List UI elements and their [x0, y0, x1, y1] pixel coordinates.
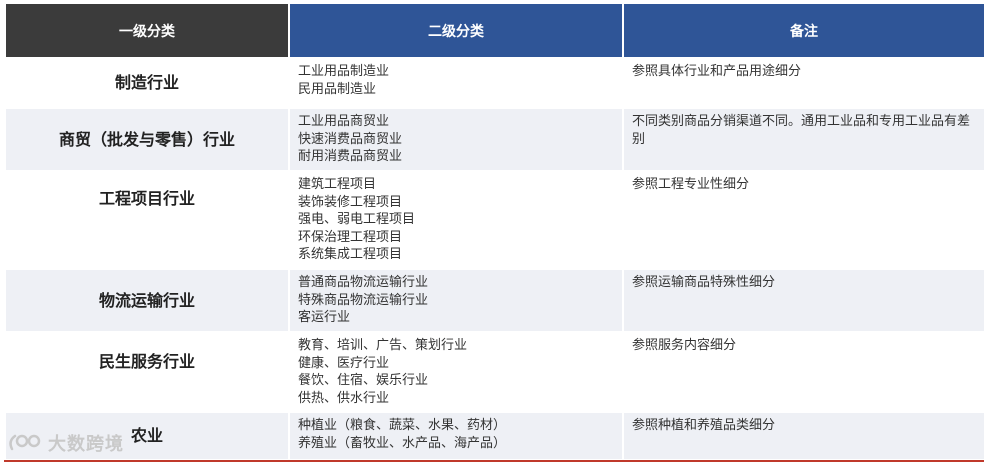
primary-category-cell: 制造行业	[6, 59, 288, 107]
primary-category-cell: 物流运输行业	[6, 270, 288, 331]
secondary-category-cell: 建筑工程项目 装饰装修工程项目 强电、弱电工程项目 环保治理工程项目 系统集成工…	[290, 172, 622, 268]
secondary-category-cell: 工业用品商贸业 快速消费品商贸业 耐用消费品商贸业	[290, 109, 622, 170]
table-row: 工程项目行业 建筑工程项目 装饰装修工程项目 强电、弱电工程项目 环保治理工程项…	[6, 172, 984, 268]
table-row: 民生服务行业 教育、培训、广告、策划行业 健康、医疗行业 餐饮、住宿、娱乐行业 …	[6, 333, 984, 411]
secondary-category-item: 民用品制造业	[298, 81, 377, 97]
secondary-category-item: 耐用消费品商贸业	[298, 149, 403, 164]
secondary-category-item: 建筑工程项目	[298, 177, 377, 192]
primary-category-cell: 农业	[6, 413, 288, 459]
secondary-category-item: 强电、弱电工程项目	[298, 212, 416, 227]
secondary-category-item: 供热、供水行业	[298, 390, 390, 406]
primary-category-cell: 工程项目行业	[6, 172, 288, 268]
secondary-category-cell: 普通商品物流运输行业 特殊商品物流运输行业 客运行业	[290, 270, 622, 331]
page: 一级分类 二级分类 备注 制造行业 工业用品制造业 民用品制造业 参照具体行业和…	[0, 0, 988, 466]
header-remark: 备注	[624, 4, 984, 57]
secondary-category-item: 教育、培训、广告、策划行业	[298, 338, 468, 353]
secondary-category-cell: 教育、培训、广告、策划行业 健康、医疗行业 餐饮、住宿、娱乐行业 供热、供水行业	[290, 333, 622, 411]
secondary-category-item: 餐饮、住宿、娱乐行业	[298, 373, 429, 388]
table-row: 制造行业 工业用品制造业 民用品制造业 参照具体行业和产品用途细分	[6, 59, 984, 107]
secondary-category-cell: 种植业（粮食、蔬菜、水果、药材） 养殖业（畜牧业、水产品、海产品）	[290, 413, 622, 459]
remark-cell: 不同类别商品分销渠道不同。通用工业品和专用工业品有差别	[624, 109, 984, 170]
secondary-category-cell: 工业用品制造业 民用品制造业	[290, 59, 622, 107]
secondary-category-item: 养殖业（畜牧业、水产品、海产品）	[298, 435, 507, 451]
secondary-category-item: 普通商品物流运输行业	[298, 275, 429, 290]
header-primary-category: 一级分类	[6, 4, 288, 57]
header-secondary-category: 二级分类	[290, 4, 622, 57]
secondary-category-item: 特殊商品物流运输行业	[298, 292, 429, 308]
remark-cell: 参照具体行业和产品用途细分	[624, 59, 984, 107]
secondary-category-item: 系统集成工程项目	[298, 247, 403, 262]
secondary-category-item: 健康、医疗行业	[298, 355, 390, 371]
remark-cell: 参照运输商品特殊性细分	[624, 270, 984, 331]
secondary-category-item: 客运行业	[298, 310, 351, 325]
remark-cell: 参照种植和养殖品类细分	[624, 413, 984, 459]
primary-category-cell: 商贸（批发与零售）行业	[6, 109, 288, 170]
secondary-category-item: 种植业（粮食、蔬菜、水果、药材）	[298, 418, 507, 433]
table-row: 物流运输行业 普通商品物流运输行业 特殊商品物流运输行业 客运行业 参照运输商品…	[6, 270, 984, 331]
remark-cell: 参照工程专业性细分	[624, 172, 984, 268]
bottom-divider	[4, 460, 984, 462]
secondary-category-item: 工业用品商贸业	[298, 114, 390, 129]
secondary-category-item: 环保治理工程项目	[298, 229, 403, 245]
remark-cell: 参照服务内容细分	[624, 333, 984, 411]
table-row: 农业 种植业（粮食、蔬菜、水果、药材） 养殖业（畜牧业、水产品、海产品） 参照种…	[6, 413, 984, 459]
classification-table: 一级分类 二级分类 备注 制造行业 工业用品制造业 民用品制造业 参照具体行业和…	[4, 2, 986, 461]
secondary-category-item: 工业用品制造业	[298, 64, 390, 79]
primary-category-cell: 民生服务行业	[6, 333, 288, 411]
table-row: 商贸（批发与零售）行业 工业用品商贸业 快速消费品商贸业 耐用消费品商贸业 不同…	[6, 109, 984, 170]
secondary-category-item: 装饰装修工程项目	[298, 194, 403, 210]
secondary-category-item: 快速消费品商贸业	[298, 131, 403, 147]
table-header-row: 一级分类 二级分类 备注	[6, 4, 984, 57]
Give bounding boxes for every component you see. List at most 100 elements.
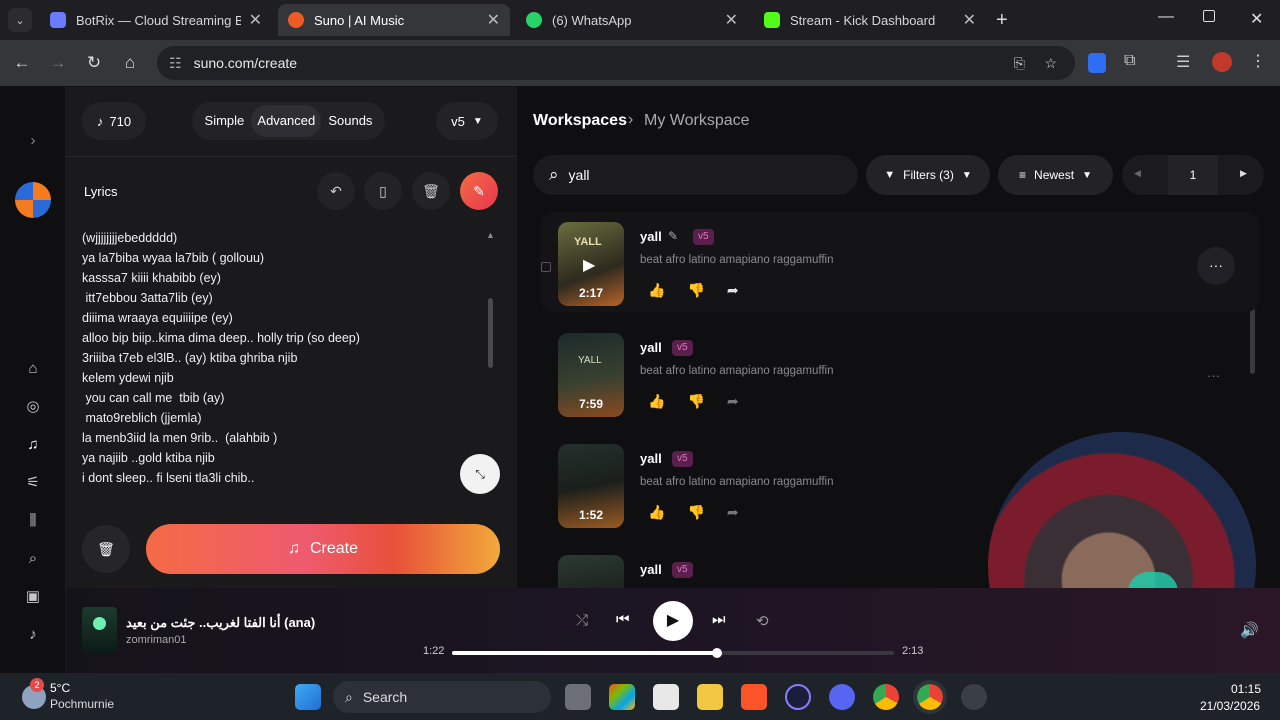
store-icon[interactable] [653, 684, 679, 710]
close-icon[interactable]: ✕ [249, 10, 262, 30]
lyrics-textarea[interactable]: (wjjjjjjjjebeddddd) ya la7biba wyaa la7b… [82, 228, 482, 494]
song-cover[interactable]: YALL ▶ 2:17 [558, 222, 624, 306]
tab-kick[interactable]: Stream - Kick Dashboard ✕ [754, 4, 986, 36]
file-explorer-icon[interactable] [697, 684, 723, 710]
like-icon[interactable]: 👍 [648, 393, 665, 410]
shuffle-icon[interactable]: ⤮ [576, 612, 588, 629]
widgets-icon[interactable] [609, 684, 635, 710]
credits-pill[interactable]: ♪ 710 [82, 102, 146, 140]
bookmark-icon[interactable]: ▯ [364, 172, 402, 210]
clock-time[interactable]: 01:15 [1231, 682, 1261, 696]
search-input[interactable]: yall [569, 167, 590, 183]
dislike-icon[interactable]: 👎 [687, 504, 704, 521]
weather-temp[interactable]: 5°C [50, 681, 70, 695]
explore-compass-icon[interactable]: ◎ [22, 395, 44, 417]
weather-place[interactable]: Pochmurnie [50, 697, 114, 711]
play-pause-button[interactable]: ▶ [653, 601, 693, 641]
song-title[interactable]: yall [640, 229, 662, 244]
address-bar[interactable]: ☷ suno.com/create ⎘ ☆ [157, 46, 1075, 80]
profile-avatar[interactable] [1212, 52, 1232, 72]
back-arrow-icon[interactable]: ← [9, 50, 35, 76]
forward-arrow-icon[interactable]: → [45, 50, 71, 76]
model-select[interactable]: v5 ▼ [436, 102, 498, 140]
next-page-icon[interactable]: ▶ [1240, 168, 1247, 179]
song-cover[interactable]: YALL 7:59 [558, 333, 624, 417]
search-icon[interactable]: ⌕ [22, 547, 44, 569]
close-icon[interactable]: ✕ [487, 10, 500, 30]
tab-search-button[interactable]: ⌄ [8, 8, 32, 32]
magic-wand-icon[interactable]: ✎ [460, 172, 498, 210]
new-tab-button[interactable]: + [996, 9, 1008, 32]
chrome-icon[interactable] [873, 684, 899, 710]
notifications-bell-icon[interactable]: ♪ [22, 623, 44, 645]
expand-chevron-icon[interactable]: › [22, 129, 44, 151]
minimize-button[interactable]: — [1158, 8, 1174, 26]
select-checkbox[interactable] [541, 262, 551, 272]
dislike-icon[interactable]: 👎 [687, 282, 704, 299]
lyrics-scrollbar[interactable] [488, 298, 493, 368]
mode-advanced[interactable]: Advanced [251, 105, 322, 137]
repeat-icon[interactable]: ⟲ [756, 612, 769, 630]
page-number[interactable]: 1 [1168, 155, 1218, 195]
share-icon[interactable]: ➦ [727, 504, 739, 521]
song-row[interactable]: YALL ▶ 2:17 yall ✎ v5 beat afro latino a… [540, 212, 1260, 312]
share-icon[interactable]: ➦ [727, 393, 739, 410]
close-icon[interactable]: ✕ [725, 10, 738, 30]
song-cover[interactable] [558, 555, 624, 588]
task-view-icon[interactable] [565, 684, 591, 710]
studio-icon[interactable]: ⚟ [22, 471, 44, 493]
hooks-icon[interactable]: ▣ [22, 585, 44, 607]
extension-shield-icon[interactable] [1088, 53, 1106, 73]
share-icon[interactable]: ➦ [727, 282, 739, 299]
create-music-icon[interactable]: ♫ [22, 433, 44, 455]
next-track-icon[interactable]: ⏭ [712, 611, 726, 628]
obs-icon[interactable] [961, 684, 987, 710]
breadcrumb-workspaces[interactable]: Workspaces [533, 112, 627, 130]
prev-page-icon[interactable]: ◀ [1134, 168, 1141, 179]
bookmark-star-icon[interactable]: ☆ [1044, 55, 1057, 72]
mode-sounds[interactable]: Sounds [322, 105, 378, 137]
seek-handle[interactable] [712, 648, 723, 658]
brave-icon[interactable] [741, 684, 767, 710]
user-avatar[interactable] [15, 182, 51, 218]
more-options-icon[interactable]: ··· [1207, 368, 1220, 383]
tab-suno[interactable]: Suno | AI Music ✕ [278, 4, 510, 36]
chrome-profile-icon[interactable] [913, 680, 947, 714]
discord-icon[interactable] [829, 684, 855, 710]
song-row[interactable]: YALL 7:59 yall v5 beat afro latino amapi… [540, 323, 1260, 423]
taskbar-search[interactable]: ⌕ Search [333, 681, 551, 713]
trash-icon[interactable]: 🗑 [412, 172, 450, 210]
like-icon[interactable]: 👍 [648, 504, 665, 521]
dislike-icon[interactable]: 👎 [687, 393, 704, 410]
media-control-icon[interactable]: ☰ [1176, 52, 1190, 72]
create-button[interactable]: ♫ Create [146, 524, 500, 574]
site-info-icon[interactable]: ☷ [169, 55, 182, 72]
like-icon[interactable]: 👍 [648, 282, 665, 299]
home-icon[interactable]: ⌂ [22, 357, 44, 379]
install-app-icon[interactable]: ⎘ [1014, 55, 1025, 72]
song-cover[interactable]: 1:52 [558, 444, 624, 528]
mode-simple[interactable]: Simple [199, 105, 251, 137]
close-icon[interactable]: ✕ [963, 10, 976, 30]
reload-icon[interactable]: ↻ [81, 50, 107, 76]
scroll-up-icon[interactable]: ▲ [486, 230, 495, 240]
more-options-icon[interactable]: ··· [1197, 247, 1235, 285]
song-title[interactable]: yall [640, 340, 662, 355]
seek-bar[interactable] [452, 648, 894, 658]
clock-date[interactable]: 21/03/2026 [1200, 699, 1260, 713]
library-icon[interactable]: ⫼ [22, 509, 44, 531]
now-playing-cover[interactable] [82, 607, 117, 653]
song-title[interactable]: yall [640, 562, 662, 577]
undo-icon[interactable]: ↶ [317, 172, 355, 210]
browser-menu-icon[interactable]: ⋮ [1250, 51, 1266, 71]
edit-pencil-icon[interactable]: ✎ [668, 229, 678, 243]
extensions-puzzle-icon[interactable]: ⧉ [1124, 52, 1135, 70]
now-playing-artist[interactable]: zomriman01 [126, 634, 187, 646]
play-icon[interactable]: ▶ [583, 255, 595, 275]
now-playing-title[interactable]: أنا الفتا لغريب.. جئت من بعيد (ana) [126, 615, 315, 631]
tab-botrix[interactable]: BotRix — Cloud Streaming Bot ✕ [40, 4, 272, 36]
tab-whatsapp[interactable]: (6) WhatsApp ✕ [516, 4, 748, 36]
window-close-button[interactable]: ✕ [1250, 9, 1263, 29]
previous-track-icon[interactable]: ⏮ [616, 611, 630, 628]
song-search[interactable]: ⌕ yall [533, 155, 858, 195]
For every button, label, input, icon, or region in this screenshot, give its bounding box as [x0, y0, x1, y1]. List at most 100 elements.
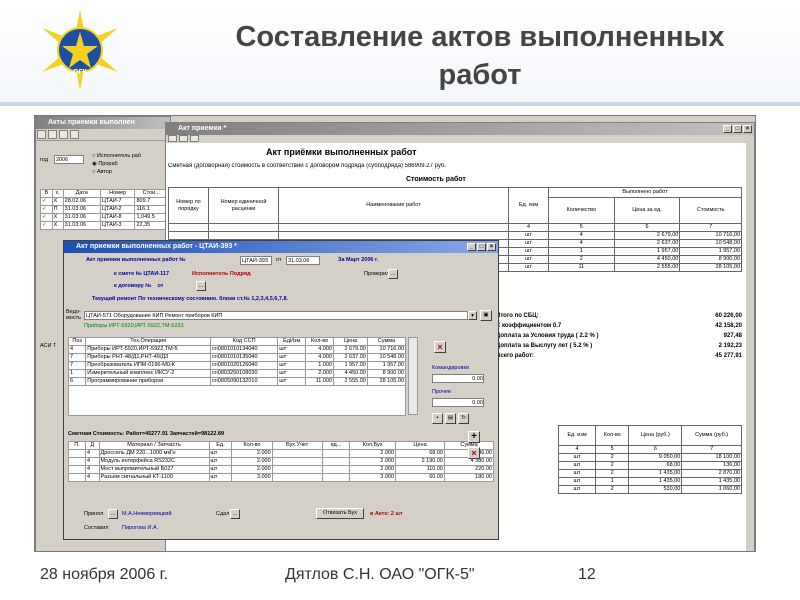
print-icon[interactable]: ▤ — [445, 413, 456, 424]
col-header[interactable]: Код ССП — [210, 337, 279, 346]
slide-title: Составление актов выполненных работ — [190, 18, 770, 94]
act-edit-window: Акт приемки выполненных работ - ЦТАИ-393… — [63, 240, 499, 540]
col-header[interactable]: Цена — [333, 337, 368, 346]
table-row[interactable]: 4 Мост выпрямительный Б027 шт 2.000 2.000 110… — [68, 465, 494, 474]
accepted-lookup-button[interactable]: … — [108, 509, 118, 519]
contract-line: Сметная (договорная) стоимость в соответ… — [168, 163, 447, 169]
accepted-label: Принял — [84, 511, 104, 517]
table-cell[interactable]: ✓ — [40, 213, 53, 222]
table-row[interactable]: ✓ Х 28.02.06 ЦТАИ-7 809.7 — [40, 197, 168, 206]
table-cell: П — [51, 205, 64, 214]
contract-lookup-button[interactable]: … — [196, 281, 206, 291]
act-print-titlebar[interactable]: Акт приемки * _ □ × — [166, 123, 754, 135]
radio-foreman[interactable]: ◉ Прораб — [92, 161, 118, 167]
operations-scrollbar[interactable] — [408, 337, 418, 415]
close-button[interactable]: × — [743, 125, 752, 133]
col-header[interactable]: Тех.Операция — [85, 337, 212, 346]
cost-header: Стоимость работ — [406, 176, 466, 183]
col-header[interactable]: х. — [51, 189, 64, 198]
table-row: шт 1 1 435,00 1 435,00 — [557, 477, 742, 486]
col-header[interactable]: Кол-во — [305, 337, 335, 346]
passed-lookup-button[interactable]: … — [230, 509, 240, 519]
slide-title-line2: работ — [438, 59, 522, 91]
minimize-button[interactable]: _ — [467, 243, 476, 251]
folder-icon[interactable]: ▣ — [480, 310, 492, 321]
footer-author: Дятлов С.Н. ОАО "ОГК-5" — [285, 566, 475, 583]
export-icon[interactable] — [190, 135, 199, 142]
table-row[interactable]: 4 Модуль интерфейса RS232C шт 2.000 2.000 2 1… — [68, 457, 494, 466]
table-row[interactable]: 4 Дроссель ДМ 220...1000 мкГн шт 2.000 2.000… — [68, 449, 494, 458]
col-header[interactable]: Дата — [62, 189, 101, 198]
year-select[interactable]: 2006 — [54, 155, 84, 164]
col-header[interactable]: ЕдИзм — [277, 337, 307, 346]
print-icon[interactable] — [59, 130, 68, 139]
delete-row-icon[interactable]: × — [434, 341, 446, 353]
table-row[interactable]: 7 Преобразователь ИПМ-0196-М0-К сп08010201… — [67, 361, 407, 370]
table-cell: 22,35 — [134, 221, 168, 230]
table-row[interactable]: ✓ Х 31.03.06 ЦТАИ-3 22,35 — [40, 221, 168, 230]
act-print-title: Акт приемки * — [178, 125, 227, 132]
table-row: шт 2 9 050,00 18 100,00 — [557, 453, 742, 462]
table-cell: Х — [51, 213, 64, 222]
open-icon[interactable] — [48, 130, 57, 139]
table-row: шт 2 68,00 136,00 — [557, 461, 742, 470]
maximize-button[interactable]: □ — [733, 125, 742, 133]
table-row[interactable]: ✓ Х 31.03.06 ЦТАИ-8 1,049.5 — [40, 213, 168, 222]
table-cell: ЦТАИ-8 — [99, 213, 136, 222]
contract-label: к договору № от — [114, 283, 164, 289]
table-cell[interactable]: ✓ — [40, 221, 53, 230]
side-label: АСИ Т — [40, 343, 57, 349]
table-row[interactable]: 4 Разъем сигнальный КТ-1100 шт 3.000 3.000 60… — [68, 473, 494, 482]
operations-header: Поз Тех.Операция Код ССП ЕдИзм Кол-во Це… — [67, 337, 407, 346]
table-row[interactable]: ✓ П 31.03.06 ЦТАИ-2 116.1 — [40, 205, 168, 214]
komandirovki-label: Командировки — [432, 365, 469, 371]
unlink-buh-button[interactable]: Отвязать Бух — [316, 508, 364, 519]
acts-list-toolbar — [36, 129, 170, 141]
acts-list-title: Акты приемки выполнен — [48, 119, 135, 126]
table-cell: 1,049.5 — [134, 213, 168, 222]
filter-icon[interactable] — [70, 130, 79, 139]
table-row[interactable]: 1 Измерительный комплекс ИКСУ-2 сп08032501… — [67, 369, 407, 378]
radio-author[interactable]: ○ Автор — [92, 169, 112, 175]
footer-date: 28 ноября 2006 г. — [40, 566, 168, 583]
app-screenshot: Акты приемки выполнен год 2006 ○ Исполни… — [34, 115, 756, 552]
col-header[interactable]: Поз — [67, 337, 87, 346]
save-icon[interactable]: ▪ — [432, 413, 443, 424]
chevron-down-icon[interactable]: ▾ — [468, 311, 477, 320]
maximize-button[interactable]: □ — [477, 243, 486, 251]
col-number: 7 — [679, 223, 742, 232]
table-cell[interactable]: ✓ — [40, 205, 53, 214]
table-row: шт 2 530,00 1 060,00 — [557, 485, 742, 494]
acts-list-titlebar[interactable]: Акты приемки выполнен — [36, 117, 170, 129]
totals-block: Итого по СБЦ: 60 226,00 С коэффициентом 0… — [496, 313, 742, 363]
vedom-select[interactable]: ЦТАИ-571 Оборудование КИП Ремонт приборо… — [84, 311, 468, 320]
accepted-value: М.А.Невмержицкий — [122, 511, 172, 517]
komandirovki-field[interactable]: 0.00 — [432, 374, 484, 383]
logo-text: ОГК — [73, 69, 87, 76]
prochee-field[interactable]: 0.00 — [432, 398, 484, 407]
refresh-icon[interactable]: ↻ — [458, 413, 469, 424]
table-cell[interactable]: ✓ — [40, 197, 53, 206]
total-row: Всего работ: 45 277,91 — [496, 353, 742, 359]
col-header[interactable]: Номер — [99, 189, 136, 198]
table-row[interactable]: 6 Программирование приборов сп080509013201… — [67, 377, 407, 386]
act-number-field[interactable]: ЦТАИ-393 — [240, 256, 272, 265]
col-header[interactable]: Стои... — [134, 189, 168, 198]
minimize-button[interactable]: _ — [723, 125, 732, 133]
new-doc-icon[interactable] — [37, 130, 46, 139]
close-button[interactable]: × — [487, 243, 496, 251]
table-row[interactable]: 4 Приборы ИРТ-5920,ИРТ-5922,ТМ-5 сп0801010… — [67, 345, 407, 354]
checked-lookup-button[interactable]: … — [388, 269, 398, 279]
materials-header: П. Д Материал / Запчасть Ед. Кол-во Бух.Учет е… — [68, 441, 494, 450]
col-header[interactable]: Сумма — [366, 337, 407, 346]
print-icon[interactable] — [168, 135, 177, 142]
save-icon[interactable] — [179, 135, 188, 142]
act-edit-titlebar[interactable]: Акт приемки выполненных работ - ЦТАИ-393… — [64, 241, 498, 253]
table-row[interactable]: 7 Приборы РНТ-48/Д1,РНТ-49/Д3 сп0801010135… — [67, 353, 407, 362]
table-cell: 28.02.06 — [62, 197, 101, 206]
col-header[interactable]: В — [40, 189, 53, 198]
delete-material-icon[interactable]: × — [468, 447, 480, 459]
add-material-icon[interactable]: + — [468, 431, 480, 443]
act-date-field[interactable]: 31.03.06 — [286, 256, 320, 265]
radio-executor[interactable]: ○ Исполнитель раб — [92, 153, 141, 159]
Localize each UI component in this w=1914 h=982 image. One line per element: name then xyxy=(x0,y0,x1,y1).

EXERCISE DETAILS:
Convert part of the records into a numbered list, skipping any blank lines: begin at the line that contains "print-icon[interactable]: ▤ —" and stop after the line that contains "export-icon[interactable] — [190, 135, 199, 142]".

ANSWER TO THE PROBLEM:
1. print-icon[interactable]: ▤ — [445, 413, 456, 424]
2. col-header[interactable]: Код ССП — [210, 337, 279, 346]
3. slide-title: Составление актов выполненных работ — [190, 18, 770, 94]
4. act-edit-window: Акт приемки выполненных работ - ЦТАИ-393… — [63, 240, 499, 540]
5. col-header[interactable]: Цена — [333, 337, 368, 346]
6. table-row[interactable]: 4 Мост выпрямительный Б027 шт 2.000 2.000 110… — [68, 465, 494, 474]
7. accepted-lookup-button[interactable]: … — [108, 509, 118, 519]
8. contract-line: Сметная (договорная) стоимость в соответ… — [168, 163, 447, 169]
9. accepted-label: Принял — [84, 511, 104, 517]
10. table-cell[interactable]: ✓ — [40, 213, 53, 222]
11. table-row[interactable]: ✓ Х 28.02.06 ЦТАИ-7 809.7 — [40, 197, 168, 206]
12. table-cell: П — [51, 205, 64, 214]
13. contract-lookup-button[interactable]: … — [196, 281, 206, 291]
14. act-print-titlebar[interactable]: Акт приемки * _ □ × — [166, 123, 754, 135]
15. radio-foreman[interactable]: ◉ Прораб — [92, 161, 118, 167]
16. operations-scrollbar[interactable] — [408, 337, 418, 415]
17. close-button[interactable]: × — [743, 125, 752, 133]
18. col-header[interactable]: Тех.Операция — [85, 337, 212, 346]
19. cost-header: Стоимость работ — [406, 176, 466, 183]
20. col-header[interactable]: х. — [51, 189, 64, 198]
21. table-row: шт 1 1 435,00 1 435,00 — [557, 477, 742, 486]
22. col-header[interactable]: Кол-во — [305, 337, 335, 346]
23. passed-lookup-button[interactable]: … — [230, 509, 240, 519]
24. slide-title-line2: работ — [438, 59, 522, 91]
25. minimize-button[interactable]: _ — [467, 243, 476, 251]
26. folder-icon[interactable]: ▣ — [480, 310, 492, 321]
27. footer-author: Дятлов С.Н. ОАО "ОГК-5" — [285, 566, 475, 583]
28. export-icon[interactable] — [190, 135, 199, 142]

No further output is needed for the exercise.